### Supplied material
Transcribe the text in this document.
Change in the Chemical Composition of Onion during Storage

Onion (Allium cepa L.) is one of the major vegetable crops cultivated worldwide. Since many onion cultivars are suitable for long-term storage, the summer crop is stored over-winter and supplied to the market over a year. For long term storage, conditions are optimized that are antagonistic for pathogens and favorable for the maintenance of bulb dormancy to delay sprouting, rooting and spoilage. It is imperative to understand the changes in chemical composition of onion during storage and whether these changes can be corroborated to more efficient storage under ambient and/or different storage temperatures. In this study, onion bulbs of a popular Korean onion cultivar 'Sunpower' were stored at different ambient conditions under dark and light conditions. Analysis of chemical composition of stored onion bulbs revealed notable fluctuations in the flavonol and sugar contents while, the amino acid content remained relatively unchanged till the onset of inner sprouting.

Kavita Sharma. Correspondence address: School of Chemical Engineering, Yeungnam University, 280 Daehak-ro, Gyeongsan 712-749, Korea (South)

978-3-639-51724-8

### Exercise
All of the material is to be written out exactly.

### Your solution
Transcribe the text in this document.
Change in the Chemical Composition of Onion during Storage

Onion (Allium cepa L.) is one of the major vegetable crops cultivated worldwide. Since many onion cultivars are suitable for long-term storage, the summer crop is stored over-winter and supplied to the market over a year. For long term storage, conditions are optimized that are antagonistic for pathogens and favorable for the maintenance of bulb dormancy to delay sprouting, rooting and spoilage. It is imperative to understand the changes in chemical composition of onion during storage and whether these changes can be corroborated to more efficient storage under ambient and/or different storage temperatures. In this study, onion bulbs of a popular Korean onion cultivar 'Sunpower' were stored at different ambient conditions under dark and light conditions. Analysis of chemical composition of stored onion bulbs revealed notable fluctuations in the flavonol and sugar contents while, the amino acid content remained relatively unchanged till the onset of inner sprouting.

Kavita Sharma. Correspondence address: School of Chemical Engineering, Yeungnam University, 280 Daehak-ro, Gyeongsan 712-749, Korea (South)

978-3-639-51724-8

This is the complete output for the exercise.